Repeat what the lines below say, word for word, and skip every image.

....

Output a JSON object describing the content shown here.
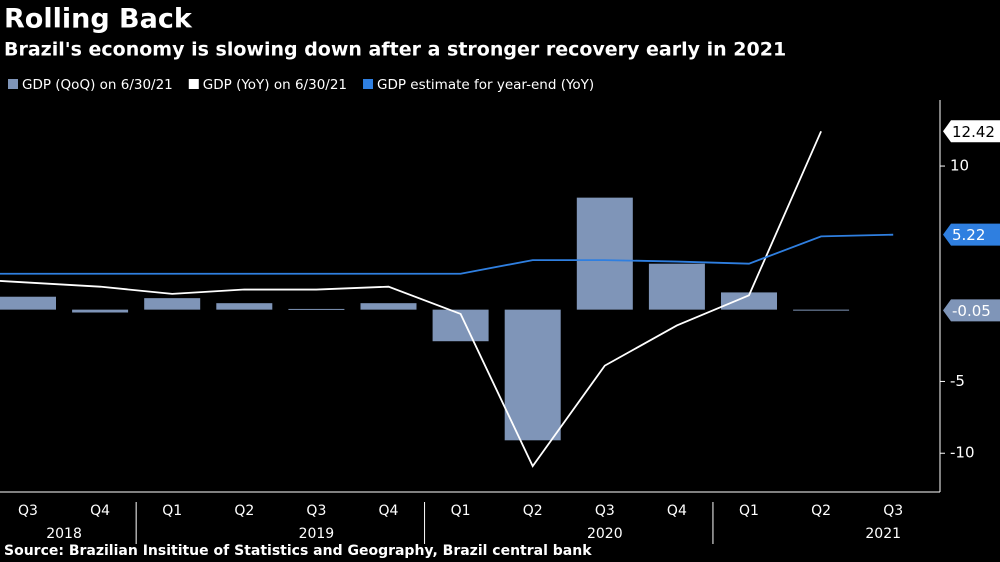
{
  "chart_data": {
    "type": "bar",
    "title": "Rolling Back",
    "subtitle": "Brazil's economy is slowing down after a stronger recovery early in 2021",
    "source": "Source: Brazilian Insititue of Statistics and Geography, Brazil central bank",
    "categories": [
      "Q3",
      "Q4",
      "Q1",
      "Q2",
      "Q3",
      "Q4",
      "Q1",
      "Q2",
      "Q3",
      "Q4",
      "Q1",
      "Q2",
      "Q3"
    ],
    "groups": [
      {
        "label": "2018",
        "count": 2
      },
      {
        "label": "2019",
        "count": 4
      },
      {
        "label": "2020",
        "count": 4
      },
      {
        "label": "2021",
        "count": 3
      }
    ],
    "series": [
      {
        "name": "GDP (QoQ) on 6/30/21",
        "type": "bar",
        "color": "#7f95b8",
        "values": [
          0.9,
          -0.2,
          0.8,
          0.45,
          0.05,
          0.45,
          -2.2,
          -9.1,
          7.8,
          3.2,
          1.2,
          -0.05,
          null
        ]
      },
      {
        "name": "GDP (YoY) on 6/30/21",
        "type": "line",
        "color": "#ffffff",
        "values": [
          2.0,
          1.6,
          1.1,
          1.4,
          1.4,
          1.6,
          -0.3,
          -10.9,
          -3.9,
          -1.1,
          1.0,
          12.42,
          null
        ]
      },
      {
        "name": "GDP estimate for year-end (YoY)",
        "type": "line",
        "color": "#2f7fe0",
        "values": [
          2.5,
          2.5,
          2.5,
          2.5,
          2.5,
          2.5,
          2.5,
          3.45,
          3.45,
          3.35,
          3.2,
          5.1,
          5.22
        ]
      }
    ],
    "ylim": [
      -12.7,
      14.6
    ],
    "yticks": [
      -10,
      -5,
      10
    ],
    "grid": false
  }
}
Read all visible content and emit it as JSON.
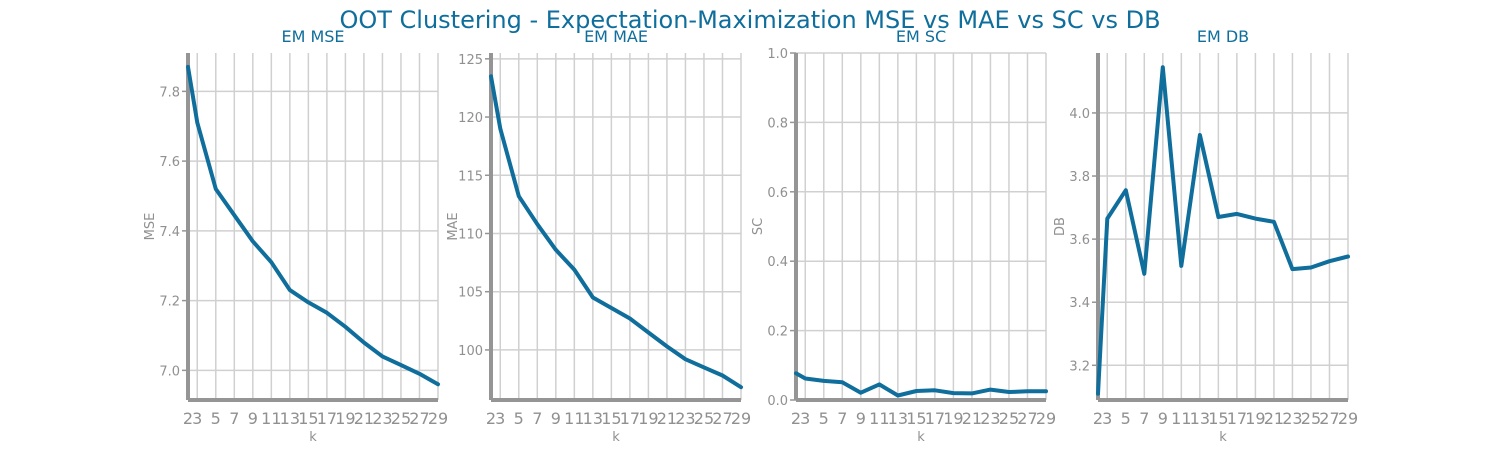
{
  "title": "OOT Clustering - Expectation-Maximization MSE vs MAE vs SC vs DB",
  "colors": {
    "line": "#0f6e9c",
    "title": "#0f6e9c",
    "grid": "#d0d0d0",
    "axis": "#959595",
    "text": "#909090"
  },
  "chart_data": [
    {
      "type": "line",
      "title": "EM MSE",
      "xlabel": "k",
      "ylabel": "MSE",
      "x": [
        2,
        3,
        5,
        7,
        9,
        11,
        13,
        15,
        17,
        19,
        21,
        23,
        25,
        27,
        29
      ],
      "xticks": [
        "2",
        "3",
        "5",
        "7",
        "9",
        "11",
        "13",
        "15",
        "17",
        "19",
        "21",
        "23",
        "25",
        "27",
        "29"
      ],
      "yticks": [
        "7.0",
        "7.2",
        "7.4",
        "7.6",
        "7.8"
      ],
      "ytick_values": [
        7.0,
        7.2,
        7.4,
        7.6,
        7.8
      ],
      "xlim": [
        2,
        29
      ],
      "ylim": [
        6.915,
        7.91
      ],
      "grid": true,
      "series": [
        {
          "values": [
            7.87,
            7.71,
            7.52,
            7.445,
            7.37,
            7.31,
            7.23,
            7.195,
            7.165,
            7.125,
            7.08,
            7.04,
            7.015,
            6.99,
            6.96
          ]
        }
      ]
    },
    {
      "type": "line",
      "title": "EM MAE",
      "xlabel": "k",
      "ylabel": "MAE",
      "x": [
        2,
        3,
        5,
        7,
        9,
        11,
        13,
        15,
        17,
        19,
        21,
        23,
        25,
        27,
        29
      ],
      "xticks": [
        "2",
        "3",
        "5",
        "7",
        "9",
        "11",
        "13",
        "15",
        "17",
        "19",
        "21",
        "23",
        "25",
        "27",
        "29"
      ],
      "yticks": [
        "100",
        "105",
        "110",
        "115",
        "120",
        "125"
      ],
      "ytick_values": [
        100,
        105,
        110,
        115,
        120,
        125
      ],
      "xlim": [
        2,
        29
      ],
      "ylim": [
        95.7,
        125.5
      ],
      "grid": true,
      "series": [
        {
          "values": [
            123.5,
            119,
            113.2,
            110.8,
            108.6,
            106.9,
            104.5,
            103.6,
            102.7,
            101.5,
            100.3,
            99.2,
            98.5,
            97.8,
            96.8
          ]
        }
      ]
    },
    {
      "type": "line",
      "title": "EM SC",
      "xlabel": "k",
      "ylabel": "SC",
      "x": [
        2,
        3,
        5,
        7,
        9,
        11,
        13,
        15,
        17,
        19,
        21,
        23,
        25,
        27,
        29
      ],
      "xticks": [
        "2",
        "3",
        "5",
        "7",
        "9",
        "11",
        "13",
        "15",
        "17",
        "19",
        "21",
        "23",
        "25",
        "27",
        "29"
      ],
      "yticks": [
        "0.0",
        "0.2",
        "0.4",
        "0.6",
        "0.8",
        "1.0"
      ],
      "ytick_values": [
        0.0,
        0.2,
        0.4,
        0.6,
        0.8,
        1.0
      ],
      "xlim": [
        2,
        29
      ],
      "ylim": [
        0,
        1
      ],
      "grid": true,
      "series": [
        {
          "values": [
            0.077,
            0.062,
            0.055,
            0.051,
            0.021,
            0.045,
            0.013,
            0.026,
            0.028,
            0.02,
            0.019,
            0.03,
            0.023,
            0.025,
            0.025
          ]
        }
      ]
    },
    {
      "type": "line",
      "title": "EM DB",
      "xlabel": "k",
      "ylabel": "DB",
      "x": [
        2,
        3,
        5,
        7,
        9,
        11,
        13,
        15,
        17,
        19,
        21,
        23,
        25,
        27,
        29
      ],
      "xticks": [
        "2",
        "3",
        "5",
        "7",
        "9",
        "11",
        "13",
        "15",
        "17",
        "19",
        "21",
        "23",
        "25",
        "27",
        "29"
      ],
      "yticks": [
        "3.2",
        "3.4",
        "3.6",
        "3.8",
        "4.0"
      ],
      "ytick_values": [
        3.2,
        3.4,
        3.6,
        3.8,
        4.0
      ],
      "xlim": [
        2,
        29
      ],
      "ylim": [
        3.09,
        4.19
      ],
      "grid": true,
      "series": [
        {
          "values": [
            3.11,
            3.665,
            3.755,
            3.49,
            4.145,
            3.515,
            3.93,
            3.67,
            3.68,
            3.665,
            3.655,
            3.505,
            3.51,
            3.53,
            3.545
          ]
        }
      ]
    }
  ]
}
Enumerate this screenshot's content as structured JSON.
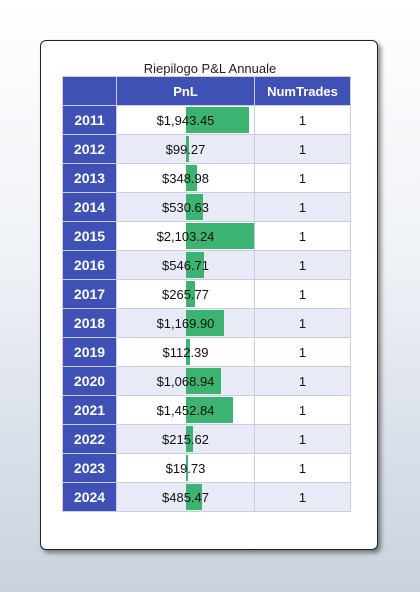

....

**Solution for this problem**
Output a JSON object describing the content shown here.
{
  "chart_data": {
    "type": "bar",
    "title": "Rolling Back",
    "subtitle": "Brazil's economy is slowing down after a stronger recovery early in 2021",
    "source": "Source: Brazilian Insititue of Statistics and Geography, Brazil central bank",
    "categories": [
      "Q3",
      "Q4",
      "Q1",
      "Q2",
      "Q3",
      "Q4",
      "Q1",
      "Q2",
      "Q3",
      "Q4",
      "Q1",
      "Q2",
      "Q3"
    ],
    "groups": [
      {
        "label": "2018",
        "count": 2
      },
      {
        "label": "2019",
        "count": 4
      },
      {
        "label": "2020",
        "count": 4
      },
      {
        "label": "2021",
        "count": 3
      }
    ],
    "series": [
      {
        "name": "GDP (QoQ) on 6/30/21",
        "type": "bar",
        "color": "#7f95b8",
        "values": [
          0.9,
          -0.2,
          0.8,
          0.45,
          0.05,
          0.45,
          -2.2,
          -9.1,
          7.8,
          3.2,
          1.2,
          -0.05,
          null
        ]
      },
      {
        "name": "GDP (YoY) on 6/30/21",
        "type": "line",
        "color": "#ffffff",
        "values": [
          2.0,
          1.6,
          1.1,
          1.4,
          1.4,
          1.6,
          -0.3,
          -10.9,
          -3.9,
          -1.1,
          1.0,
          12.42,
          null
        ]
      },
      {
        "name": "GDP estimate for year-end (YoY)",
        "type": "line",
        "color": "#2f7fe0",
        "values": [
          2.5,
          2.5,
          2.5,
          2.5,
          2.5,
          2.5,
          2.5,
          3.45,
          3.45,
          3.35,
          3.2,
          5.1,
          5.22
        ]
      }
    ],
    "ylim": [
      -12.7,
      14.6
    ],
    "yticks": [
      -10,
      -5,
      10
    ],
    "grid": false
  }
}
Read all visible content and emit it as JSON.
{
  "title": "OOT Clustering - Expectation-Maximization MSE vs MAE vs SC vs DB",
  "colors": {
    "line": "#0f6e9c",
    "title": "#0f6e9c",
    "grid": "#d0d0d0",
    "axis": "#959595",
    "text": "#909090"
  },
  "chart_data": [
    {
      "type": "line",
      "title": "EM MSE",
      "xlabel": "k",
      "ylabel": "MSE",
      "x": [
        2,
        3,
        5,
        7,
        9,
        11,
        13,
        15,
        17,
        19,
        21,
        23,
        25,
        27,
        29
      ],
      "xticks": [
        "2",
        "3",
        "5",
        "7",
        "9",
        "11",
        "13",
        "15",
        "17",
        "19",
        "21",
        "23",
        "25",
        "27",
        "29"
      ],
      "yticks": [
        "7.0",
        "7.2",
        "7.4",
        "7.6",
        "7.8"
      ],
      "ytick_values": [
        7.0,
        7.2,
        7.4,
        7.6,
        7.8
      ],
      "xlim": [
        2,
        29
      ],
      "ylim": [
        6.915,
        7.91
      ],
      "grid": true,
      "series": [
        {
          "values": [
            7.87,
            7.71,
            7.52,
            7.445,
            7.37,
            7.31,
            7.23,
            7.195,
            7.165,
            7.125,
            7.08,
            7.04,
            7.015,
            6.99,
            6.96
          ]
        }
      ]
    },
    {
      "type": "line",
      "title": "EM MAE",
      "xlabel": "k",
      "ylabel": "MAE",
      "x": [
        2,
        3,
        5,
        7,
        9,
        11,
        13,
        15,
        17,
        19,
        21,
        23,
        25,
        27,
        29
      ],
      "xticks": [
        "2",
        "3",
        "5",
        "7",
        "9",
        "11",
        "13",
        "15",
        "17",
        "19",
        "21",
        "23",
        "25",
        "27",
        "29"
      ],
      "yticks": [
        "100",
        "105",
        "110",
        "115",
        "120",
        "125"
      ],
      "ytick_values": [
        100,
        105,
        110,
        115,
        120,
        125
      ],
      "xlim": [
        2,
        29
      ],
      "ylim": [
        95.7,
        125.5
      ],
      "grid": true,
      "series": [
        {
          "values": [
            123.5,
            119,
            113.2,
            110.8,
            108.6,
            106.9,
            104.5,
            103.6,
            102.7,
            101.5,
            100.3,
            99.2,
            98.5,
            97.8,
            96.8
          ]
        }
      ]
    },
    {
      "type": "line",
      "title": "EM SC",
      "xlabel": "k",
      "ylabel": "SC",
      "x": [
        2,
        3,
        5,
        7,
        9,
        11,
        13,
        15,
        17,
        19,
        21,
        23,
        25,
        27,
        29
      ],
      "xticks": [
        "2",
        "3",
        "5",
        "7",
        "9",
        "11",
        "13",
        "15",
        "17",
        "19",
        "21",
        "23",
        "25",
        "27",
        "29"
      ],
      "yticks": [
        "0.0",
        "0.2",
        "0.4",
        "0.6",
        "0.8",
        "1.0"
      ],
      "ytick_values": [
        0.0,
        0.2,
        0.4,
        0.6,
        0.8,
        1.0
      ],
      "xlim": [
        2,
        29
      ],
      "ylim": [
        0,
        1
      ],
      "grid": true,
      "series": [
        {
          "values": [
            0.077,
            0.062,
            0.055,
            0.051,
            0.021,
            0.045,
            0.013,
            0.026,
            0.028,
            0.02,
            0.019,
            0.03,
            0.023,
            0.025,
            0.025
          ]
        }
      ]
    },
    {
      "type": "line",
      "title": "EM DB",
      "xlabel": "k",
      "ylabel": "DB",
      "x": [
        2,
        3,
        5,
        7,
        9,
        11,
        13,
        15,
        17,
        19,
        21,
        23,
        25,
        27,
        29
      ],
      "xticks": [
        "2",
        "3",
        "5",
        "7",
        "9",
        "11",
        "13",
        "15",
        "17",
        "19",
        "21",
        "23",
        "25",
        "27",
        "29"
      ],
      "yticks": [
        "3.2",
        "3.4",
        "3.6",
        "3.8",
        "4.0"
      ],
      "ytick_values": [
        3.2,
        3.4,
        3.6,
        3.8,
        4.0
      ],
      "xlim": [
        2,
        29
      ],
      "ylim": [
        3.09,
        4.19
      ],
      "grid": true,
      "series": [
        {
          "values": [
            3.11,
            3.665,
            3.755,
            3.49,
            4.145,
            3.515,
            3.93,
            3.67,
            3.68,
            3.665,
            3.655,
            3.505,
            3.51,
            3.53,
            3.545
          ]
        }
      ]
    }
  ]
}
Enumerate this screenshot's content as structured JSON.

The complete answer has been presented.